# THE DATA
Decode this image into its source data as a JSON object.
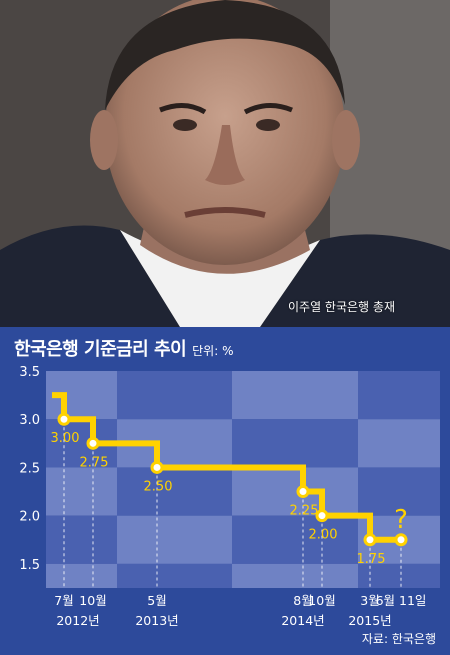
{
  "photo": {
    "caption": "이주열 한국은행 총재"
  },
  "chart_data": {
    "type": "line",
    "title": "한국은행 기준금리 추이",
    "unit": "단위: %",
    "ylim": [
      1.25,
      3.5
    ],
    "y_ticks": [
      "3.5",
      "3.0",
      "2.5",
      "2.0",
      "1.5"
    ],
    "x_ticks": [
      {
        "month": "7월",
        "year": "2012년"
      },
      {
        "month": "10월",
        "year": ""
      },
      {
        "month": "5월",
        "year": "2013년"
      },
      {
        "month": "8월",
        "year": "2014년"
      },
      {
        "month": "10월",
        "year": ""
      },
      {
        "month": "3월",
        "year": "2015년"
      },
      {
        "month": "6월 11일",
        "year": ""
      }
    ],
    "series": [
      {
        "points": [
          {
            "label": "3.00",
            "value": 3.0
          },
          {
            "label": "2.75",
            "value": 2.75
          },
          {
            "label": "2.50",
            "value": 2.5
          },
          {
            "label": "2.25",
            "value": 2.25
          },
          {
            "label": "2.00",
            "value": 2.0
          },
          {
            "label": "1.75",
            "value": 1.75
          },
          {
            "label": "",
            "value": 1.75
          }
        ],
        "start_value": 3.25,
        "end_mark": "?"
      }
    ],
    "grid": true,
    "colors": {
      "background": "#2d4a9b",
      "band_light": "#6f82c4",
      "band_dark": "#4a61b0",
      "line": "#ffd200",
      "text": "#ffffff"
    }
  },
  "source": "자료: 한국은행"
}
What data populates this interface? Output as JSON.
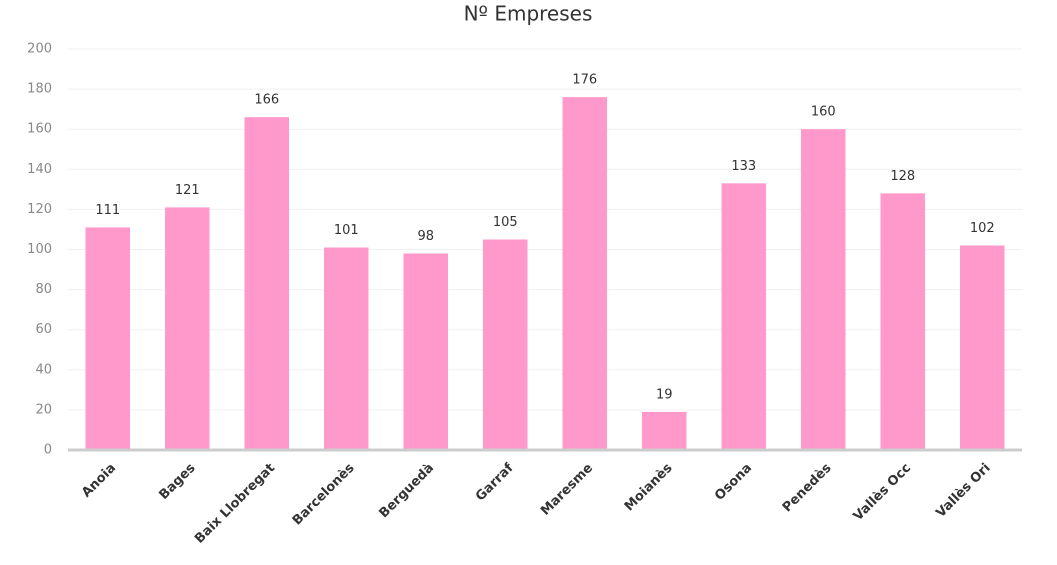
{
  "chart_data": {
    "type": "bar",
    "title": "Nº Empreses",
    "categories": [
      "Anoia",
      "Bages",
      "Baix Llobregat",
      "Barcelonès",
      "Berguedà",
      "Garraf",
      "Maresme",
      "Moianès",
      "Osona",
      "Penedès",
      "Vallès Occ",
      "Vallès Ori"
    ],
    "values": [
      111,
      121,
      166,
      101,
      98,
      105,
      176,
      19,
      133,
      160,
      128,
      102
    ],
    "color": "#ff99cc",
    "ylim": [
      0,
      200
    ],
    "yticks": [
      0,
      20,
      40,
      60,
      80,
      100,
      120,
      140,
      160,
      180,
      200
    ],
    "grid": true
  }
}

# WHAT YOU SHOULD DO
Transcribe exactly the portion of the material above that runs from the line containing "What data populates" through its last line, omitting all pictures.

# ANSWER
What data populates this interface? Output as JSON.
{
  "chart_data": {
    "type": "bar",
    "title": "Nº Empreses",
    "categories": [
      "Anoia",
      "Bages",
      "Baix Llobregat",
      "Barcelonès",
      "Berguedà",
      "Garraf",
      "Maresme",
      "Moianès",
      "Osona",
      "Penedès",
      "Vallès Occ",
      "Vallès Ori"
    ],
    "values": [
      111,
      121,
      166,
      101,
      98,
      105,
      176,
      19,
      133,
      160,
      128,
      102
    ],
    "color": "#ff99cc",
    "ylim": [
      0,
      200
    ],
    "yticks": [
      0,
      20,
      40,
      60,
      80,
      100,
      120,
      140,
      160,
      180,
      200
    ],
    "grid": true
  }
}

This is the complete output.